A block of data:
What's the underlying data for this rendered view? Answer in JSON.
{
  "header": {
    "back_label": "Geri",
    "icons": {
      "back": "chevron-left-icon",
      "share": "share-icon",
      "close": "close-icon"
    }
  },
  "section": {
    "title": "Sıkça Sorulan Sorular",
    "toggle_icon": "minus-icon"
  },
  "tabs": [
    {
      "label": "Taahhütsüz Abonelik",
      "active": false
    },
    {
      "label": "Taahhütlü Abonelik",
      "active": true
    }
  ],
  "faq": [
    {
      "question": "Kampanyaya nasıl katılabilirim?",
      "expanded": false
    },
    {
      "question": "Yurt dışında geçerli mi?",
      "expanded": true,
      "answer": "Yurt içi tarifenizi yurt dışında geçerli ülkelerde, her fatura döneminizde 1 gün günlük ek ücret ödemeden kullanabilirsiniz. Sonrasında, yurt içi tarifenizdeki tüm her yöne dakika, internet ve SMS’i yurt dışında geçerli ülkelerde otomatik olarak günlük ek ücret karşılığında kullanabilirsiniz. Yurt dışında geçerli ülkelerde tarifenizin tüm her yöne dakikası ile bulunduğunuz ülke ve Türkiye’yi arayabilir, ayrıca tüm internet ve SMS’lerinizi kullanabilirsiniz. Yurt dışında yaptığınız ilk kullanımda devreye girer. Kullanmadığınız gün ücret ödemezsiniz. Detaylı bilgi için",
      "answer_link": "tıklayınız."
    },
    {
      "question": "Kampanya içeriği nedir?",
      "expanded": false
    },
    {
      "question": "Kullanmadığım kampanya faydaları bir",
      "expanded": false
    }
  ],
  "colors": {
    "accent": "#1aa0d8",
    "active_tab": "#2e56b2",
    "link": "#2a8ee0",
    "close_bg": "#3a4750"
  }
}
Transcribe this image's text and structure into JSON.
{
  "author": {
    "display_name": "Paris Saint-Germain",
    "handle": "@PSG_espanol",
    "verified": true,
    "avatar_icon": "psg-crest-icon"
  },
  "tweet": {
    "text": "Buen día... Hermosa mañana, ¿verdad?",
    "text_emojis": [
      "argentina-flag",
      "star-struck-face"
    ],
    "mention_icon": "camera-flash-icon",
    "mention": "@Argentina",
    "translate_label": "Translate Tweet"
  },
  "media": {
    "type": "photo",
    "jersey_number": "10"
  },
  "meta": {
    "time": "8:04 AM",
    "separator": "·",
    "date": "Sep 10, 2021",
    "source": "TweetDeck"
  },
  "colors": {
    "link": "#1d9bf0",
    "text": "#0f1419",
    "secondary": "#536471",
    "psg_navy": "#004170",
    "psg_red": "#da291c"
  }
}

> _Work to be completed_: Give the entries again in full, exactly as they are written.

> _Final result_:
What's the underlying data for this rendered view? Answer in JSON.
{
  "header": {
    "back_label": "Geri",
    "icons": {
      "back": "chevron-left-icon",
      "share": "share-icon",
      "close": "close-icon"
    }
  },
  "section": {
    "title": "Sıkça Sorulan Sorular",
    "toggle_icon": "minus-icon"
  },
  "tabs": [
    {
      "label": "Taahhütsüz Abonelik",
      "active": false
    },
    {
      "label": "Taahhütlü Abonelik",
      "active": true
    }
  ],
  "faq": [
    {
      "question": "Kampanyaya nasıl katılabilirim?",
      "expanded": false
    },
    {
      "question": "Yurt dışında geçerli mi?",
      "expanded": true,
      "answer": "Yurt içi tarifenizi yurt dışında geçerli ülkelerde, her fatura döneminizde 1 gün günlük ek ücret ödemeden kullanabilirsiniz. Sonrasında, yurt içi tarifenizdeki tüm her yöne dakika, internet ve SMS’i yurt dışında geçerli ülkelerde otomatik olarak günlük ek ücret karşılığında kullanabilirsiniz. Yurt dışında geçerli ülkelerde tarifenizin tüm her yöne dakikası ile bulunduğunuz ülke ve Türkiye’yi arayabilir, ayrıca tüm internet ve SMS’lerinizi kullanabilirsiniz. Yurt dışında yaptığınız ilk kullanımda devreye girer. Kullanmadığınız gün ücret ödemezsiniz. Detaylı bilgi için",
      "answer_link": "tıklayınız."
    },
    {
      "question": "Kampanya içeriği nedir?",
      "expanded": false
    },
    {
      "question": "Kullanmadığım kampanya faydaları bir",
      "expanded": false
    }
  ],
  "colors": {
    "accent": "#1aa0d8",
    "active_tab": "#2e56b2",
    "link": "#2a8ee0",
    "close_bg": "#3a4750"
  }
}
Transcribe this image's text and structure into JSON.
{
  "author": {
    "display_name": "Paris Saint-Germain",
    "handle": "@PSG_espanol",
    "verified": true,
    "avatar_icon": "psg-crest-icon"
  },
  "tweet": {
    "text": "Buen día... Hermosa mañana, ¿verdad?",
    "text_emojis": [
      "argentina-flag",
      "star-struck-face"
    ],
    "mention_icon": "camera-flash-icon",
    "mention": "@Argentina",
    "translate_label": "Translate Tweet"
  },
  "media": {
    "type": "photo",
    "jersey_number": "10"
  },
  "meta": {
    "time": "8:04 AM",
    "separator": "·",
    "date": "Sep 10, 2021",
    "source": "TweetDeck"
  },
  "colors": {
    "link": "#1d9bf0",
    "text": "#0f1419",
    "secondary": "#536471",
    "psg_navy": "#004170",
    "psg_red": "#da291c"
  }
}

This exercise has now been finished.